▸ Problem
Repeat every entry in the listing below, exactly.

▸ Stored data entries
----------------------------------------

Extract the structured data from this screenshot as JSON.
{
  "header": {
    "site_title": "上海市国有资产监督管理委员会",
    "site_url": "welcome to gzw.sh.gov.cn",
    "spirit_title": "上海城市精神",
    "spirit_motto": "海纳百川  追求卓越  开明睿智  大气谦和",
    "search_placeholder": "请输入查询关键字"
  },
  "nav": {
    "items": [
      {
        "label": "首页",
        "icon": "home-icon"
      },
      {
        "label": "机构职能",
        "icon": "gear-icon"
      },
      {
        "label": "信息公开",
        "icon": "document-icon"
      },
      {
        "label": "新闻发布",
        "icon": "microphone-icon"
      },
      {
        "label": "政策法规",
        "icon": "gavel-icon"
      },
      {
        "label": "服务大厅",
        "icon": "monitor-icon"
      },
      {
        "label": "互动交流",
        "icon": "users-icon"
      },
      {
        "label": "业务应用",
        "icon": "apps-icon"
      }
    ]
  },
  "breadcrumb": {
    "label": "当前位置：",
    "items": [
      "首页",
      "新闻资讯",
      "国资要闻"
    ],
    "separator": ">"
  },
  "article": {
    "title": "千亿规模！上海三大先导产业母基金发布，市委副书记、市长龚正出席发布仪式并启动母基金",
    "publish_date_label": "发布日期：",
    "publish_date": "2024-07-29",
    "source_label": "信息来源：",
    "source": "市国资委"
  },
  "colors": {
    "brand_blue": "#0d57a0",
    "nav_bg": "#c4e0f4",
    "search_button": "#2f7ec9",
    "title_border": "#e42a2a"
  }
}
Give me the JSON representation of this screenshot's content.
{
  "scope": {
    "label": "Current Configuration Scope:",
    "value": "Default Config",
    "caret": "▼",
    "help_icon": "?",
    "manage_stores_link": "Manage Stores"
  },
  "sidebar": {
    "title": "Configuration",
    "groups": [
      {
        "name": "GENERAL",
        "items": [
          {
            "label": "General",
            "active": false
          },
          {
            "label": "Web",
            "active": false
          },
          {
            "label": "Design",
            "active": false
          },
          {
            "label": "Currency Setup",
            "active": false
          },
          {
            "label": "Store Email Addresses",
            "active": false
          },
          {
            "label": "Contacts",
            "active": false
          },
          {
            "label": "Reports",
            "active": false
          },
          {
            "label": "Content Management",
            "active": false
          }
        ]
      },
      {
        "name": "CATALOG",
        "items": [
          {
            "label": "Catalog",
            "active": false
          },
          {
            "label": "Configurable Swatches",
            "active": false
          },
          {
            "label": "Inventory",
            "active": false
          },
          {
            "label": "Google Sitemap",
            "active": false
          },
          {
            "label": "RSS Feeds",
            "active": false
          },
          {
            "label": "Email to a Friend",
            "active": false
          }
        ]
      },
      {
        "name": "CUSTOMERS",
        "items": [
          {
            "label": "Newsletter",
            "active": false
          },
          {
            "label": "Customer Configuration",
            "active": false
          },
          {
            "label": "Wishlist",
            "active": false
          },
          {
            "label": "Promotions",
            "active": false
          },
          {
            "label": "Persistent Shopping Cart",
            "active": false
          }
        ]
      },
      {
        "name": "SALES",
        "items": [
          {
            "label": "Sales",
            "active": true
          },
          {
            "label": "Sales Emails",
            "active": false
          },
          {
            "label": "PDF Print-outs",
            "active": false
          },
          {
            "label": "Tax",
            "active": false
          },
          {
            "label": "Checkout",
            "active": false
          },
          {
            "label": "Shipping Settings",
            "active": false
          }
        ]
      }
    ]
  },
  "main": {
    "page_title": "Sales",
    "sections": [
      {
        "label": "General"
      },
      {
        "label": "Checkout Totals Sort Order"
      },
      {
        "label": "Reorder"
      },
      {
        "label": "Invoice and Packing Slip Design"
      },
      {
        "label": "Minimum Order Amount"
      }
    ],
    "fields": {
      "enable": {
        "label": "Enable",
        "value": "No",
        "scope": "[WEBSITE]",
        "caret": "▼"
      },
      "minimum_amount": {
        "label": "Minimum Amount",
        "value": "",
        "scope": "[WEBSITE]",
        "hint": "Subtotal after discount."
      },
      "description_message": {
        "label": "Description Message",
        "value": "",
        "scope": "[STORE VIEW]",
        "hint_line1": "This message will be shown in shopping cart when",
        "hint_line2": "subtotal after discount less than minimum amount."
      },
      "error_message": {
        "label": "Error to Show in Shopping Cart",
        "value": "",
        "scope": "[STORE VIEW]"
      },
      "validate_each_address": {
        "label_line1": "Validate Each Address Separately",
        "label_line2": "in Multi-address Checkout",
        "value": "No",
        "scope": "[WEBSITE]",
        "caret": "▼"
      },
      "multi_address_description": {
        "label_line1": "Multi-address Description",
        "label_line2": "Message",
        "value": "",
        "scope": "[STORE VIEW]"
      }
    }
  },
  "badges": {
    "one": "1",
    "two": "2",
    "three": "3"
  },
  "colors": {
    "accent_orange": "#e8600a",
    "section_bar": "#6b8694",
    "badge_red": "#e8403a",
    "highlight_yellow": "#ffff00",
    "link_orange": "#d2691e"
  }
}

----------------------------------------

▸ Finished task
Extract the structured data from this screenshot as JSON.
{
  "header": {
    "site_title": "上海市国有资产监督管理委员会",
    "site_url": "welcome to gzw.sh.gov.cn",
    "spirit_title": "上海城市精神",
    "spirit_motto": "海纳百川  追求卓越  开明睿智  大气谦和",
    "search_placeholder": "请输入查询关键字"
  },
  "nav": {
    "items": [
      {
        "label": "首页",
        "icon": "home-icon"
      },
      {
        "label": "机构职能",
        "icon": "gear-icon"
      },
      {
        "label": "信息公开",
        "icon": "document-icon"
      },
      {
        "label": "新闻发布",
        "icon": "microphone-icon"
      },
      {
        "label": "政策法规",
        "icon": "gavel-icon"
      },
      {
        "label": "服务大厅",
        "icon": "monitor-icon"
      },
      {
        "label": "互动交流",
        "icon": "users-icon"
      },
      {
        "label": "业务应用",
        "icon": "apps-icon"
      }
    ]
  },
  "breadcrumb": {
    "label": "当前位置：",
    "items": [
      "首页",
      "新闻资讯",
      "国资要闻"
    ],
    "separator": ">"
  },
  "article": {
    "title": "千亿规模！上海三大先导产业母基金发布，市委副书记、市长龚正出席发布仪式并启动母基金",
    "publish_date_label": "发布日期：",
    "publish_date": "2024-07-29",
    "source_label": "信息来源：",
    "source": "市国资委"
  },
  "colors": {
    "brand_blue": "#0d57a0",
    "nav_bg": "#c4e0f4",
    "search_button": "#2f7ec9",
    "title_border": "#e42a2a"
  }
}
Give me the JSON representation of this screenshot's content.
{
  "scope": {
    "label": "Current Configuration Scope:",
    "value": "Default Config",
    "caret": "▼",
    "help_icon": "?",
    "manage_stores_link": "Manage Stores"
  },
  "sidebar": {
    "title": "Configuration",
    "groups": [
      {
        "name": "GENERAL",
        "items": [
          {
            "label": "General",
            "active": false
          },
          {
            "label": "Web",
            "active": false
          },
          {
            "label": "Design",
            "active": false
          },
          {
            "label": "Currency Setup",
            "active": false
          },
          {
            "label": "Store Email Addresses",
            "active": false
          },
          {
            "label": "Contacts",
            "active": false
          },
          {
            "label": "Reports",
            "active": false
          },
          {
            "label": "Content Management",
            "active": false
          }
        ]
      },
      {
        "name": "CATALOG",
        "items": [
          {
            "label": "Catalog",
            "active": false
          },
          {
            "label": "Configurable Swatches",
            "active": false
          },
          {
            "label": "Inventory",
            "active": false
          },
          {
            "label": "Google Sitemap",
            "active": false
          },
          {
            "label": "RSS Feeds",
            "active": false
          },
          {
            "label": "Email to a Friend",
            "active": false
          }
        ]
      },
      {
        "name": "CUSTOMERS",
        "items": [
          {
            "label": "Newsletter",
            "active": false
          },
          {
            "label": "Customer Configuration",
            "active": false
          },
          {
            "label": "Wishlist",
            "active": false
          },
          {
            "label": "Promotions",
            "active": false
          },
          {
            "label": "Persistent Shopping Cart",
            "active": false
          }
        ]
      },
      {
        "name": "SALES",
        "items": [
          {
            "label": "Sales",
            "active": true
          },
          {
            "label": "Sales Emails",
            "active": false
          },
          {
            "label": "PDF Print-outs",
            "active": false
          },
          {
            "label": "Tax",
            "active": false
          },
          {
            "label": "Checkout",
            "active": false
          },
          {
            "label": "Shipping Settings",
            "active": false
          }
        ]
      }
    ]
  },
  "main": {
    "page_title": "Sales",
    "sections": [
      {
        "label": "General"
      },
      {
        "label": "Checkout Totals Sort Order"
      },
      {
        "label": "Reorder"
      },
      {
        "label": "Invoice and Packing Slip Design"
      },
      {
        "label": "Minimum Order Amount"
      }
    ],
    "fields": {
      "enable": {
        "label": "Enable",
        "value": "No",
        "scope": "[WEBSITE]",
        "caret": "▼"
      },
      "minimum_amount": {
        "label": "Minimum Amount",
        "value": "",
        "scope": "[WEBSITE]",
        "hint": "Subtotal after discount."
      },
      "description_message": {
        "label": "Description Message",
        "value": "",
        "scope": "[STORE VIEW]",
        "hint_line1": "This message will be shown in shopping cart when",
        "hint_line2": "subtotal after discount less than minimum amount."
      },
      "error_message": {
        "label": "Error to Show in Shopping Cart",
        "value": "",
        "scope": "[STORE VIEW]"
      },
      "validate_each_address": {
        "label_line1": "Validate Each Address Separately",
        "label_line2": "in Multi-address Checkout",
        "value": "No",
        "scope": "[WEBSITE]",
        "caret": "▼"
      },
      "multi_address_description": {
        "label_line1": "Multi-address Description",
        "label_line2": "Message",
        "value": "",
        "scope": "[STORE VIEW]"
      }
    }
  },
  "badges": {
    "one": "1",
    "two": "2",
    "three": "3"
  },
  "colors": {
    "accent_orange": "#e8600a",
    "section_bar": "#6b8694",
    "badge_red": "#e8403a",
    "highlight_yellow": "#ffff00",
    "link_orange": "#d2691e"
  }
}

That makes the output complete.